■ Work required
Reply with one number: the count of lines in the records below that hold "emails".

+--

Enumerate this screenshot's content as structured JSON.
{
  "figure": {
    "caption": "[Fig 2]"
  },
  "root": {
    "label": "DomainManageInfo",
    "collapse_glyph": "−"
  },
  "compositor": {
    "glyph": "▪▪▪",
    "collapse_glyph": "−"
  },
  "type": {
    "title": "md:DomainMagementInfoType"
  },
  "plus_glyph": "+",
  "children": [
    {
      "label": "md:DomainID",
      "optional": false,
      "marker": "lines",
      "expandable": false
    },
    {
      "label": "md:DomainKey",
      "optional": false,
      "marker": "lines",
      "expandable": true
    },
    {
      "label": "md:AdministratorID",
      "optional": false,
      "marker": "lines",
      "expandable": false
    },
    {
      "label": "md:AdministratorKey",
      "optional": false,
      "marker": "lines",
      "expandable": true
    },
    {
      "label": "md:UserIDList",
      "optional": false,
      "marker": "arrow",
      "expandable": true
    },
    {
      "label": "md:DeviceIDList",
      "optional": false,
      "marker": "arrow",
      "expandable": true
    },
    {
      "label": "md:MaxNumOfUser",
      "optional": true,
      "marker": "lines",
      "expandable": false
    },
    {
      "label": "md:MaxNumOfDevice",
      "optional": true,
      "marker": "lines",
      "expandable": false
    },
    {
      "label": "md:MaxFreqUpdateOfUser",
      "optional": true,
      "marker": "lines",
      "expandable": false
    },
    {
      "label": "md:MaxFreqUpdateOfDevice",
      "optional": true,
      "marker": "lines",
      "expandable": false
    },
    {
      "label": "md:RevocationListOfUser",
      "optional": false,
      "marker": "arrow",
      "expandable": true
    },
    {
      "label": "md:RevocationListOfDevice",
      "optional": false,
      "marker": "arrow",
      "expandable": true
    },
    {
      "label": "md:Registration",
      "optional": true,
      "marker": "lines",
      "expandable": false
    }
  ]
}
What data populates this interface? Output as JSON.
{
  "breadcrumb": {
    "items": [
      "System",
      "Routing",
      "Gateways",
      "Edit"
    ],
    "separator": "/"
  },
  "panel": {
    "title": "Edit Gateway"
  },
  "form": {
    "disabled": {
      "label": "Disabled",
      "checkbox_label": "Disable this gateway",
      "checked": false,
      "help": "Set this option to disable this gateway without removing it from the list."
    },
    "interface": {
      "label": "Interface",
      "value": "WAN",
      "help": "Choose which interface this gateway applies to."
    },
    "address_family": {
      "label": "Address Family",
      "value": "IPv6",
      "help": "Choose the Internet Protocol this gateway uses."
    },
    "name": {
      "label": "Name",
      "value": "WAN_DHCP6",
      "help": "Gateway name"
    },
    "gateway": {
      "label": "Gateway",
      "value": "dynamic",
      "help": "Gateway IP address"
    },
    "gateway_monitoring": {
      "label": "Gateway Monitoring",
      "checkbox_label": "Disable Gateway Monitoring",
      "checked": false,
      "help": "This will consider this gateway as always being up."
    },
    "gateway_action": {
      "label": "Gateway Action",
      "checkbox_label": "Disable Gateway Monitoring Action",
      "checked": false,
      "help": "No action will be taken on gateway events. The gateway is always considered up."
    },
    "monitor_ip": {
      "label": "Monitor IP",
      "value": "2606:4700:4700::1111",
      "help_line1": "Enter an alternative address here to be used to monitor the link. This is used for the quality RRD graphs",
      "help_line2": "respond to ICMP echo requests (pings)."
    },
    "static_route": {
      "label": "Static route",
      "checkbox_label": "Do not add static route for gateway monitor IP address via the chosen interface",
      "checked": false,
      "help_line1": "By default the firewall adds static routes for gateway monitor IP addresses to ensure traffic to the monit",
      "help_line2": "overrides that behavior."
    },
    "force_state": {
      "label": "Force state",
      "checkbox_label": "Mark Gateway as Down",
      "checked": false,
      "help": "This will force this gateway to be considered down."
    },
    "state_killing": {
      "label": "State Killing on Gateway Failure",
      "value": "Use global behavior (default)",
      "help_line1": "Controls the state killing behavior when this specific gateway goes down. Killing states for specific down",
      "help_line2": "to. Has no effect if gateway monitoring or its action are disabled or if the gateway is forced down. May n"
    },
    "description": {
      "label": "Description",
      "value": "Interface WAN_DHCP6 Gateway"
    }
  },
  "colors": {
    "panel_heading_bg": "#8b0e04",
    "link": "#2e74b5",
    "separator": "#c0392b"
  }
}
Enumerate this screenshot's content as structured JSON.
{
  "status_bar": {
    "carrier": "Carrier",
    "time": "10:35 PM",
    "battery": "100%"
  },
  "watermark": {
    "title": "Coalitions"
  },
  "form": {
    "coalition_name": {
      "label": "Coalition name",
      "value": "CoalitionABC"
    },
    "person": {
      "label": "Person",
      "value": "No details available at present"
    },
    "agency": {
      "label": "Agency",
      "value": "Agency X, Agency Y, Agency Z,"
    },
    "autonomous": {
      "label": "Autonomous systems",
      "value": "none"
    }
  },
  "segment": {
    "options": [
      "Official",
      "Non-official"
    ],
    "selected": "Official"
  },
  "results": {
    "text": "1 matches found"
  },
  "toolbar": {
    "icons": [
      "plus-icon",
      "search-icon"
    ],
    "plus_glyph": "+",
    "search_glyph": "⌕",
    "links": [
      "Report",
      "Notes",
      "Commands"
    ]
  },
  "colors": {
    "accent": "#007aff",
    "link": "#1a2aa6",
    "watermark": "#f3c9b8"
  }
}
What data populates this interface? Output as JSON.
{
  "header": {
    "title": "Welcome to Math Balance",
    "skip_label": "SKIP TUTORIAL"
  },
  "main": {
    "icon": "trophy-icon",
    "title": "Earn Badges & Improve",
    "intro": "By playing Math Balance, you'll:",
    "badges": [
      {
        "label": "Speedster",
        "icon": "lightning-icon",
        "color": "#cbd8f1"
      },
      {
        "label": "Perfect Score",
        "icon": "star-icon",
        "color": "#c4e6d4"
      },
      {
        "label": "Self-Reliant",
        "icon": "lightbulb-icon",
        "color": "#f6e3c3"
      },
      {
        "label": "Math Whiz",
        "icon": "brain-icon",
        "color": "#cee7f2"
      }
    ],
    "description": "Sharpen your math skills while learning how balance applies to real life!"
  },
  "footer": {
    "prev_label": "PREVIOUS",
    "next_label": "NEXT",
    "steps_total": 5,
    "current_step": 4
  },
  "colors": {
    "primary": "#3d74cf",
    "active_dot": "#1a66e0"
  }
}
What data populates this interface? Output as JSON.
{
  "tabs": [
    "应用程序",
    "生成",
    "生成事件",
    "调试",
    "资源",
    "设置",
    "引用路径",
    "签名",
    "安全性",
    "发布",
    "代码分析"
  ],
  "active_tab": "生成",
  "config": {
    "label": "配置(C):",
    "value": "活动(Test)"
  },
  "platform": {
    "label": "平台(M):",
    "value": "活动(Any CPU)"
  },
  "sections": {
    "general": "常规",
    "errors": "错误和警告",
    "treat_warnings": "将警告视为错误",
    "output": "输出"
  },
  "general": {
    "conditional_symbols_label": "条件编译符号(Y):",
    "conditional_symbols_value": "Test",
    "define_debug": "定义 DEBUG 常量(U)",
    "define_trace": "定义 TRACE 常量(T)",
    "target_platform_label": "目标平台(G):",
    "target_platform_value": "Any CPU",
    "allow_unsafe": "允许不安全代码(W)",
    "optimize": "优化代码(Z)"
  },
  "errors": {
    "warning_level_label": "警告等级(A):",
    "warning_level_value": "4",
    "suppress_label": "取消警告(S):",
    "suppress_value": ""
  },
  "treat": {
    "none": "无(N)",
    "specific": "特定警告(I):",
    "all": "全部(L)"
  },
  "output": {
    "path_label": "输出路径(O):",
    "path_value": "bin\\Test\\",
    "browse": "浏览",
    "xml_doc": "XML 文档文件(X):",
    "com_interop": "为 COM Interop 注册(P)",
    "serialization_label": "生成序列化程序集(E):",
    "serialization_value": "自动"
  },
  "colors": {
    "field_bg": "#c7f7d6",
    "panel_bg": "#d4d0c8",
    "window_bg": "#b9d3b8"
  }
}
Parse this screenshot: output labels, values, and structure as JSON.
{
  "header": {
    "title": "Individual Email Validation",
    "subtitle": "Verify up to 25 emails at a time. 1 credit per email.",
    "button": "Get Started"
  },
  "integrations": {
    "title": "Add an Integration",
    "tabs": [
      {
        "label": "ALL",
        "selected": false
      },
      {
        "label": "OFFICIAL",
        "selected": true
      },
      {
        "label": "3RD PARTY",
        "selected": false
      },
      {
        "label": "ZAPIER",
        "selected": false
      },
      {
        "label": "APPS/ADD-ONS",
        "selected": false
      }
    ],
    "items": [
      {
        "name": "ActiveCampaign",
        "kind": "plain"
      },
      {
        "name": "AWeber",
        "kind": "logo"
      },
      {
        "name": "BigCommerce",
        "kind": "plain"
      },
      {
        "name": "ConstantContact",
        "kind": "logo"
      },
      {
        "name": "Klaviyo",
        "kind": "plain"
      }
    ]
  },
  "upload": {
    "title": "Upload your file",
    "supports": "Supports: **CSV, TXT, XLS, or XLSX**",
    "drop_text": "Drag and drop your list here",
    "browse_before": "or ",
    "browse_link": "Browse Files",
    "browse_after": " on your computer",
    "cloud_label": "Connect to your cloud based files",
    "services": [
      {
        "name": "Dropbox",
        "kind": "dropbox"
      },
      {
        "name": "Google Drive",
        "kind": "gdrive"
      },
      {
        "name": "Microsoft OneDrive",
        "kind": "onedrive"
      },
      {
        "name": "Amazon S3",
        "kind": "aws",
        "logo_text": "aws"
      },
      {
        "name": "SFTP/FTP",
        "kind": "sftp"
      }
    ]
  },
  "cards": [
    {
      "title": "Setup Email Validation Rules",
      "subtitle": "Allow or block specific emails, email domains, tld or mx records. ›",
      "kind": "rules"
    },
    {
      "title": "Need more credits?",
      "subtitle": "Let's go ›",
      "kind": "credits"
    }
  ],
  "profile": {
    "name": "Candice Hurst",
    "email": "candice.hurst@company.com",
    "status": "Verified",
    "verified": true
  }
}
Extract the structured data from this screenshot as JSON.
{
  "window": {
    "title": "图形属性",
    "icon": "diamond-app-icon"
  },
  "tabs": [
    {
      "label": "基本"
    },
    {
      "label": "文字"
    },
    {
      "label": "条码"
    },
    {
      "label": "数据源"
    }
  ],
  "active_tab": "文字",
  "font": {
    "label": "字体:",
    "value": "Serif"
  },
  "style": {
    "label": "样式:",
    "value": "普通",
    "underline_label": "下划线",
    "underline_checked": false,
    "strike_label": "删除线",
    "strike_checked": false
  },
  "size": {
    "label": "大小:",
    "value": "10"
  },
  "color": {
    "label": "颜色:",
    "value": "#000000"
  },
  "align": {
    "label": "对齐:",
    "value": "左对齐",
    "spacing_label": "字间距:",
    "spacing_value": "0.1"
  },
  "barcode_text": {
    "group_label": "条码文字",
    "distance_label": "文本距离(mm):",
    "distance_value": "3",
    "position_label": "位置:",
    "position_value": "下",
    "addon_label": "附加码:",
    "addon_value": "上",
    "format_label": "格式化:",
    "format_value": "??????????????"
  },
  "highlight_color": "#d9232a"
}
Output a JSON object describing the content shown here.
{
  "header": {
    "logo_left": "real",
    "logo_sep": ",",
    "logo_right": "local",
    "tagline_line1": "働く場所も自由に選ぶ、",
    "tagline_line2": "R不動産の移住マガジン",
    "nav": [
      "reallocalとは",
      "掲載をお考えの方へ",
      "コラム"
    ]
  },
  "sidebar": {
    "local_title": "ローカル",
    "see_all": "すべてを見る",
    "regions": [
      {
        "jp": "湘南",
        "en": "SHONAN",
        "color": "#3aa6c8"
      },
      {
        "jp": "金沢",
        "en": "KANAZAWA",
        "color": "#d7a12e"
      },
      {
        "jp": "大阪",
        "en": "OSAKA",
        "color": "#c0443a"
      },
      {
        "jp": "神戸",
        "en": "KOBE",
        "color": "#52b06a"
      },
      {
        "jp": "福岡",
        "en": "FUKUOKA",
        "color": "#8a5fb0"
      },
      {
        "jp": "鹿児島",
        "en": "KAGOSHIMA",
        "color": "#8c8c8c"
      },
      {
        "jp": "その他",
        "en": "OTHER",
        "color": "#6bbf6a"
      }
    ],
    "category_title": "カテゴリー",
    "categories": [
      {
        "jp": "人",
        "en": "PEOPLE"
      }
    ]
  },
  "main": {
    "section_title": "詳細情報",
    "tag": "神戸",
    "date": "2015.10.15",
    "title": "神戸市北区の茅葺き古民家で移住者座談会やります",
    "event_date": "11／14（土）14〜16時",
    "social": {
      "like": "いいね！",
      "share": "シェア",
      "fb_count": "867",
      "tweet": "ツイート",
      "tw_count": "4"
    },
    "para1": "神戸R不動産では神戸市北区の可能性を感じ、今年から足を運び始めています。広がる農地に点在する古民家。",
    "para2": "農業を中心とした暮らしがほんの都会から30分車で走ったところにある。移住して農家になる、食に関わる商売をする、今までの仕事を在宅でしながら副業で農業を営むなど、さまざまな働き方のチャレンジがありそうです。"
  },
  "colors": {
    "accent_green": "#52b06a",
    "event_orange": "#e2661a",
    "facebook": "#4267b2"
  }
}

+--

■ Expected output
2